begin
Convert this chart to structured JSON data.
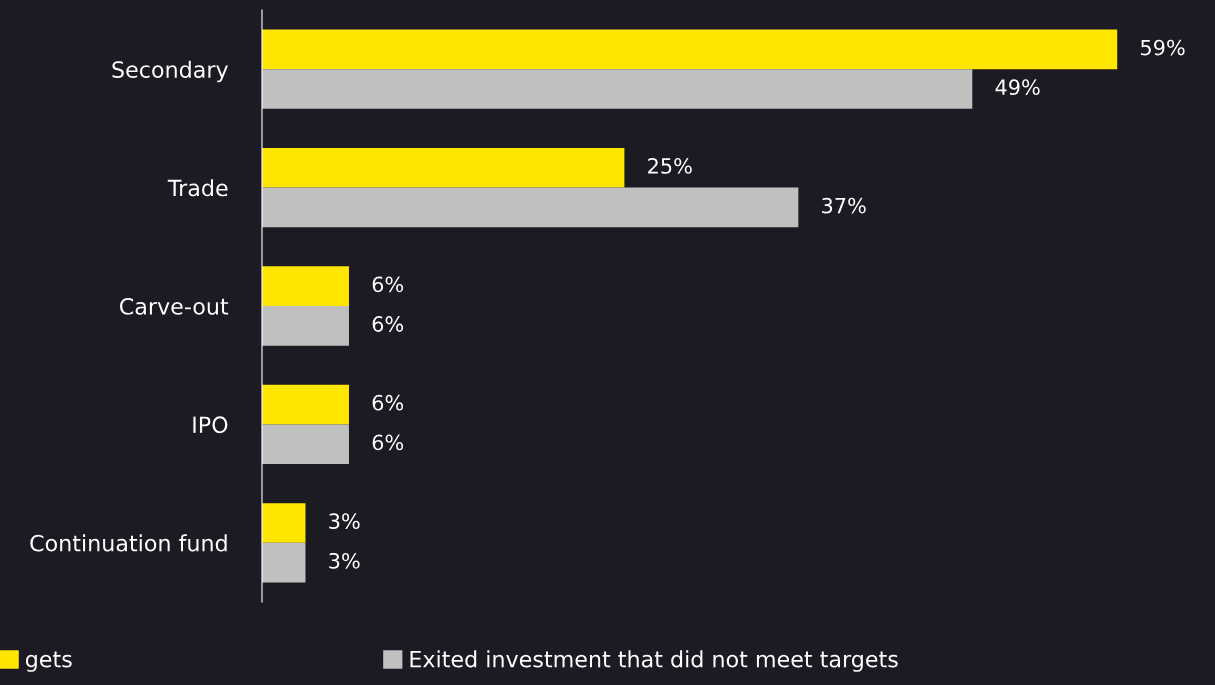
{
  "chart_data": {
    "type": "bar",
    "orientation": "horizontal",
    "categories": [
      "Secondary",
      "Trade",
      "Carve-out",
      "IPO",
      "Continuation fund"
    ],
    "series": [
      {
        "name": "gets",
        "color": "#ffe600",
        "values": [
          59,
          25,
          6,
          6,
          3
        ],
        "value_labels": [
          "59%",
          "25%",
          "6%",
          "6%",
          "3%"
        ]
      },
      {
        "name": "Exited investment that did not meet targets",
        "color": "#c0c0c0",
        "values": [
          49,
          37,
          6,
          6,
          3
        ],
        "value_labels": [
          "49%",
          "37%",
          "6%",
          "6%",
          "3%"
        ]
      }
    ],
    "tick_labels": "y",
    "grid": false,
    "legend": "bottom"
  }
}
end
Return the material word for word. Pictures are not part of the copy.

_Result for this exercise_.
Convert this chart to structured JSON data.
{
  "chart_data": {
    "type": "bar",
    "orientation": "horizontal",
    "categories": [
      "Secondary",
      "Trade",
      "Carve-out",
      "IPO",
      "Continuation fund"
    ],
    "series": [
      {
        "name": "gets",
        "color": "#ffe600",
        "values": [
          59,
          25,
          6,
          6,
          3
        ],
        "value_labels": [
          "59%",
          "25%",
          "6%",
          "6%",
          "3%"
        ]
      },
      {
        "name": "Exited investment that did not meet targets",
        "color": "#c0c0c0",
        "values": [
          49,
          37,
          6,
          6,
          3
        ],
        "value_labels": [
          "49%",
          "37%",
          "6%",
          "6%",
          "3%"
        ]
      }
    ],
    "tick_labels": "y",
    "grid": false,
    "legend": "bottom"
  }
}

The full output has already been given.